## Work required
Show every line that has the string "xlabel" in it.

## Extracted records

==========

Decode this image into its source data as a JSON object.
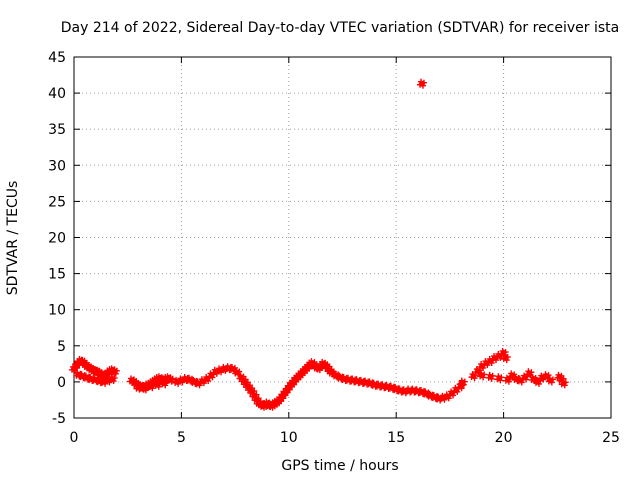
{
  "chart_data": {
    "type": "scatter",
    "title": "Day 214 of 2022, Sidereal Day-to-day VTEC variation (SDTVAR) for receiver ista",
    "xlabel": "GPS time / hours",
    "ylabel": "SDTVAR / TECUs",
    "xlim": [
      0,
      25
    ],
    "ylim": [
      -5,
      45
    ],
    "xticks": [
      0,
      5,
      10,
      15,
      20,
      25
    ],
    "yticks": [
      -5,
      0,
      5,
      10,
      15,
      20,
      25,
      30,
      35,
      40,
      45
    ],
    "grid": true,
    "marker": "+",
    "color": "#ff0000",
    "series": [
      {
        "name": "SDTVAR",
        "x": [
          0.0,
          0.1,
          0.2,
          0.3,
          0.4,
          0.5,
          0.6,
          0.7,
          0.8,
          0.9,
          1.0,
          1.1,
          1.2,
          1.3,
          1.4,
          1.5,
          1.6,
          1.7,
          1.8,
          1.9,
          0.2,
          0.4,
          0.6,
          0.8,
          1.0,
          1.2,
          1.4,
          1.6,
          1.8,
          2.7,
          2.8,
          2.9,
          3.0,
          3.1,
          3.2,
          3.3,
          3.4,
          3.5,
          3.6,
          3.7,
          3.8,
          3.9,
          4.0,
          4.1,
          4.2,
          4.3,
          4.4,
          4.5,
          3.0,
          3.3,
          3.6,
          3.9,
          4.2,
          4.8,
          5.0,
          5.2,
          5.4,
          5.6,
          5.8,
          6.0,
          6.2,
          6.4,
          6.6,
          6.8,
          7.0,
          7.2,
          7.4,
          7.6,
          7.8,
          7.9,
          8.0,
          8.1,
          8.2,
          8.3,
          8.4,
          8.5,
          8.6,
          8.7,
          8.8,
          8.9,
          9.0,
          9.1,
          9.2,
          9.3,
          9.4,
          9.5,
          9.6,
          9.7,
          9.8,
          9.9,
          10.0,
          10.1,
          10.2,
          10.3,
          10.4,
          10.5,
          10.6,
          10.7,
          10.8,
          10.9,
          11.0,
          11.1,
          11.2,
          11.3,
          11.4,
          11.5,
          11.6,
          11.7,
          11.8,
          11.9,
          12.0,
          12.2,
          12.4,
          12.6,
          12.8,
          13.0,
          13.2,
          13.4,
          13.6,
          13.8,
          14.0,
          14.2,
          14.4,
          14.6,
          14.8,
          15.0,
          15.2,
          15.4,
          15.6,
          15.8,
          16.0,
          16.2,
          16.4,
          16.6,
          16.8,
          17.0,
          17.2,
          17.4,
          17.6,
          17.8,
          18.0,
          18.1,
          16.2,
          18.6,
          18.8,
          19.0,
          19.2,
          19.4,
          19.6,
          19.8,
          20.0,
          20.1,
          19.0,
          19.4,
          19.8,
          20.2,
          20.4,
          20.6,
          20.8,
          21.0,
          21.2,
          21.4,
          21.6,
          21.8,
          22.0,
          22.2,
          22.6,
          22.7,
          22.8
        ],
        "y": [
          1.8,
          2.2,
          2.6,
          2.9,
          2.8,
          2.5,
          2.2,
          2.0,
          1.8,
          1.6,
          1.5,
          1.4,
          1.2,
          1.0,
          0.8,
          1.0,
          1.3,
          1.5,
          1.6,
          1.4,
          1.0,
          0.8,
          0.6,
          0.4,
          0.3,
          0.1,
          0.0,
          0.2,
          0.4,
          0.2,
          0.0,
          -0.3,
          -0.5,
          -0.6,
          -0.8,
          -0.7,
          -0.5,
          -0.4,
          -0.2,
          0.0,
          0.2,
          0.4,
          0.5,
          0.3,
          0.2,
          0.4,
          0.5,
          0.3,
          -0.8,
          -0.9,
          -0.6,
          -0.4,
          -0.2,
          0.0,
          0.2,
          0.4,
          0.3,
          0.0,
          -0.2,
          0.1,
          0.4,
          0.9,
          1.4,
          1.6,
          1.8,
          1.9,
          1.8,
          1.3,
          0.6,
          0.2,
          -0.2,
          -0.6,
          -1.0,
          -1.4,
          -1.9,
          -2.4,
          -2.9,
          -3.1,
          -3.3,
          -3.2,
          -3.0,
          -3.2,
          -3.3,
          -3.1,
          -2.9,
          -2.7,
          -2.4,
          -2.0,
          -1.6,
          -1.2,
          -0.8,
          -0.4,
          -0.1,
          0.3,
          0.6,
          0.9,
          1.2,
          1.5,
          1.8,
          2.1,
          2.4,
          2.6,
          2.3,
          2.0,
          1.9,
          2.2,
          2.5,
          2.3,
          2.0,
          1.6,
          1.3,
          0.9,
          0.6,
          0.4,
          0.3,
          0.2,
          0.1,
          0.0,
          -0.1,
          -0.2,
          -0.4,
          -0.5,
          -0.6,
          -0.7,
          -0.8,
          -1.0,
          -1.2,
          -1.3,
          -1.2,
          -1.2,
          -1.3,
          -1.4,
          -1.6,
          -1.9,
          -2.1,
          -2.3,
          -2.2,
          -2.0,
          -1.6,
          -1.1,
          -0.6,
          -0.1,
          41.3,
          0.8,
          1.5,
          2.2,
          2.6,
          2.9,
          3.3,
          3.6,
          4.0,
          3.3,
          0.9,
          0.7,
          0.5,
          0.3,
          0.9,
          0.4,
          0.2,
          0.6,
          1.2,
          0.4,
          0.0,
          0.6,
          0.8,
          0.2,
          0.7,
          0.3,
          -0.2
        ]
      }
    ]
  }
}
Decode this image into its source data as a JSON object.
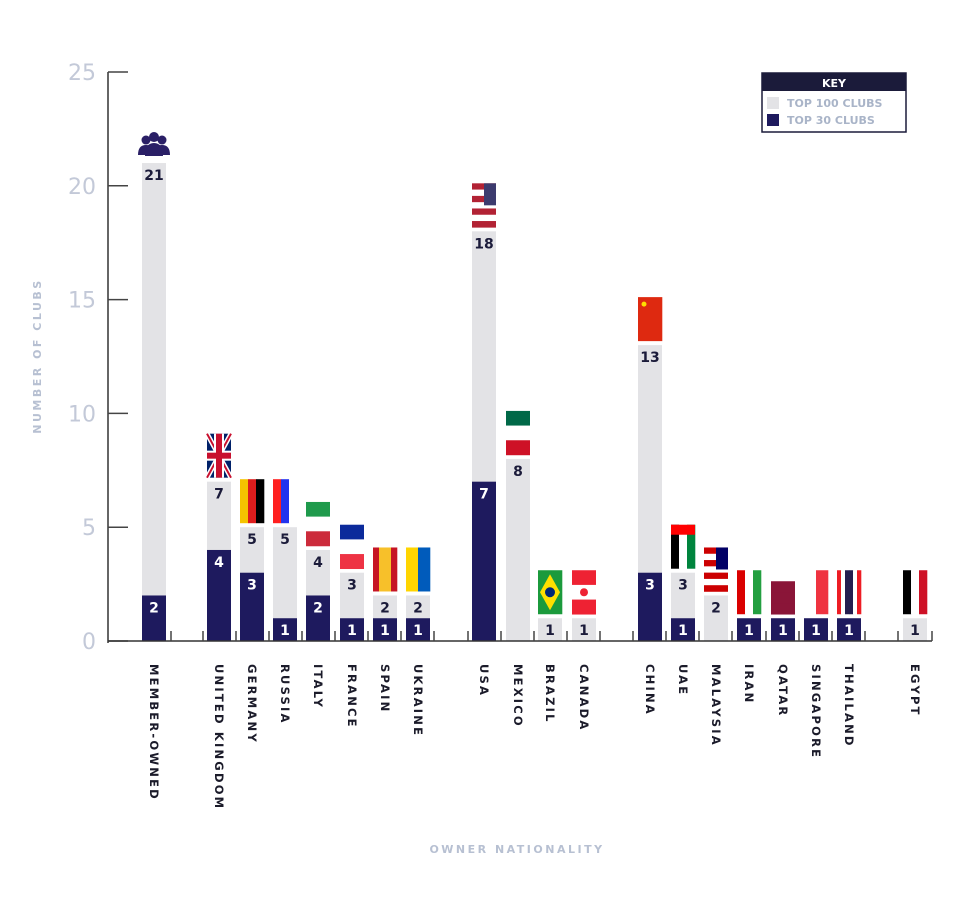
{
  "chart_data": {
    "type": "bar",
    "stacking": "overlapped",
    "ylabel": "NUMBER OF CLUBS",
    "xlabel": "OWNER NATIONALITY",
    "ylim": [
      0,
      25
    ],
    "yticks": [
      0,
      5,
      10,
      15,
      20,
      25
    ],
    "grid": false,
    "legend": {
      "title": "KEY",
      "placement": "top-right"
    },
    "categories": [
      "MEMBER-OWNED",
      "UNITED KINGDOM",
      "GERMANY",
      "RUSSIA",
      "ITALY",
      "FRANCE",
      "SPAIN",
      "UKRAINE",
      "USA",
      "MEXICO",
      "BRAZIL",
      "CANADA",
      "CHINA",
      "UAE",
      "MALAYSIA",
      "IRAN",
      "QATAR",
      "SINGAPORE",
      "THAILAND",
      "EGYPT"
    ],
    "groups": [
      [
        0
      ],
      [
        1,
        2,
        3,
        4,
        5,
        6,
        7
      ],
      [
        8,
        9,
        10,
        11
      ],
      [
        12,
        13,
        14,
        15,
        16,
        17,
        18
      ],
      [
        19
      ]
    ],
    "series": [
      {
        "name": "TOP 100 CLUBS",
        "color": "#e3e3e6",
        "values": [
          21,
          7,
          5,
          5,
          4,
          3,
          2,
          2,
          18,
          8,
          1,
          1,
          13,
          3,
          2,
          1,
          1,
          1,
          1,
          1
        ]
      },
      {
        "name": "TOP 30 CLUBS",
        "color": "#1e1a5e",
        "values": [
          2,
          4,
          3,
          1,
          2,
          1,
          1,
          1,
          7,
          0,
          0,
          0,
          3,
          1,
          0,
          1,
          1,
          1,
          1,
          0
        ]
      }
    ],
    "markers": [
      "people-icon",
      "flag-uk",
      "flag-germany",
      "flag-russia",
      "flag-italy",
      "flag-france",
      "flag-spain",
      "flag-ukraine",
      "flag-usa",
      "flag-mexico",
      "flag-brazil",
      "flag-canada",
      "flag-china",
      "flag-uae",
      "flag-malaysia",
      "flag-iran",
      "flag-qatar",
      "flag-singapore",
      "flag-thailand",
      "flag-egypt"
    ]
  }
}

==========

## Output below
    "xlabel": "GPS time / hours",
    "xlabel": "OWNER NATIONALITY",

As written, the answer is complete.